> **Data extracts**:
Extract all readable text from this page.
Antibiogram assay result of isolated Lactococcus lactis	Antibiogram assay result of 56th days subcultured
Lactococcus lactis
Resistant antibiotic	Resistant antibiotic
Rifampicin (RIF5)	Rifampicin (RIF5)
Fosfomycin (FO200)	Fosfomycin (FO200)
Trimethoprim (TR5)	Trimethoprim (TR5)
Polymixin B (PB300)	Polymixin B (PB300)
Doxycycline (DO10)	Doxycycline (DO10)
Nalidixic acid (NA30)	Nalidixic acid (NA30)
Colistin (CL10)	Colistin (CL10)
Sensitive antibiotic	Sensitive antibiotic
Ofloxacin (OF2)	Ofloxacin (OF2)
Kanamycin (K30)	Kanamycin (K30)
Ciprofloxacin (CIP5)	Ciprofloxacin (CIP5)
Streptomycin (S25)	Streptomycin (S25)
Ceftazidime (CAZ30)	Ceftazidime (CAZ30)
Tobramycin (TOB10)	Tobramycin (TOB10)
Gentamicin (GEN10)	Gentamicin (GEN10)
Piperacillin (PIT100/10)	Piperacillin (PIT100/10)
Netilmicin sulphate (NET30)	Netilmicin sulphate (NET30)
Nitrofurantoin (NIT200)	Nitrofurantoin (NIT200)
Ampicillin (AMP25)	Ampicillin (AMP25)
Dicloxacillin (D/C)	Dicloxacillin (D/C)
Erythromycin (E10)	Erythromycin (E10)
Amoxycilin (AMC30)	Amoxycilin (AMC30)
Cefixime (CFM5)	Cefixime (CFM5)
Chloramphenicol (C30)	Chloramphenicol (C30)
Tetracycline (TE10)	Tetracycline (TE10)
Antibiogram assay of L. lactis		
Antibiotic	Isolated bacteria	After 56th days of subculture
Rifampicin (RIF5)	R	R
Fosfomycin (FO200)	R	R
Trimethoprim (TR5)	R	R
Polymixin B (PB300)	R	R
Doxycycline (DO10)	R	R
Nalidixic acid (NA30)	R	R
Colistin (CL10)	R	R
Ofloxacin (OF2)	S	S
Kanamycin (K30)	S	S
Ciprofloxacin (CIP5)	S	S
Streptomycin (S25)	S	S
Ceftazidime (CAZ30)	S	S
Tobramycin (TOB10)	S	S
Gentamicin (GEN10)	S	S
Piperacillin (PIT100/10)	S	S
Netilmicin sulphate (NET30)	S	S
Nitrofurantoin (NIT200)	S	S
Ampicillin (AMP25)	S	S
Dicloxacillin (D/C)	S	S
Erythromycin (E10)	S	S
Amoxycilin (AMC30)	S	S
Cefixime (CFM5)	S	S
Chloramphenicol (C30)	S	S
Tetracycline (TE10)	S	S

> **About this task**:
Repeat the data exactly as it was given above.

> **Exercise response**:
Extract all readable text from this page.
Antibiogram assay result of isolated Lactococcus lactis	Antibiogram assay result of 56th days subcultured
Lactococcus lactis
Resistant antibiotic	Resistant antibiotic
Rifampicin (RIF5)	Rifampicin (RIF5)
Fosfomycin (FO200)	Fosfomycin (FO200)
Trimethoprim (TR5)	Trimethoprim (TR5)
Polymixin B (PB300)	Polymixin B (PB300)
Doxycycline (DO10)	Doxycycline (DO10)
Nalidixic acid (NA30)	Nalidixic acid (NA30)
Colistin (CL10)	Colistin (CL10)
Sensitive antibiotic	Sensitive antibiotic
Ofloxacin (OF2)	Ofloxacin (OF2)
Kanamycin (K30)	Kanamycin (K30)
Ciprofloxacin (CIP5)	Ciprofloxacin (CIP5)
Streptomycin (S25)	Streptomycin (S25)
Ceftazidime (CAZ30)	Ceftazidime (CAZ30)
Tobramycin (TOB10)	Tobramycin (TOB10)
Gentamicin (GEN10)	Gentamicin (GEN10)
Piperacillin (PIT100/10)	Piperacillin (PIT100/10)
Netilmicin sulphate (NET30)	Netilmicin sulphate (NET30)
Nitrofurantoin (NIT200)	Nitrofurantoin (NIT200)
Ampicillin (AMP25)	Ampicillin (AMP25)
Dicloxacillin (D/C)	Dicloxacillin (D/C)
Erythromycin (E10)	Erythromycin (E10)
Amoxycilin (AMC30)	Amoxycilin (AMC30)
Cefixime (CFM5)	Cefixime (CFM5)
Chloramphenicol (C30)	Chloramphenicol (C30)
Tetracycline (TE10)	Tetracycline (TE10)
Antibiogram assay of L. lactis		
Antibiotic	Isolated bacteria	After 56th days of subculture
Rifampicin (RIF5)	R	R
Fosfomycin (FO200)	R	R
Trimethoprim (TR5)	R	R
Polymixin B (PB300)	R	R
Doxycycline (DO10)	R	R
Nalidixic acid (NA30)	R	R
Colistin (CL10)	R	R
Ofloxacin (OF2)	S	S
Kanamycin (K30)	S	S
Ciprofloxacin (CIP5)	S	S
Streptomycin (S25)	S	S
Ceftazidime (CAZ30)	S	S
Tobramycin (TOB10)	S	S
Gentamicin (GEN10)	S	S
Piperacillin (PIT100/10)	S	S
Netilmicin sulphate (NET30)	S	S
Nitrofurantoin (NIT200)	S	S
Ampicillin (AMP25)	S	S
Dicloxacillin (D/C)	S	S
Erythromycin (E10)	S	S
Amoxycilin (AMC30)	S	S
Cefixime (CFM5)	S	S
Chloramphenicol (C30)	S	S
Tetracycline (TE10)	S	S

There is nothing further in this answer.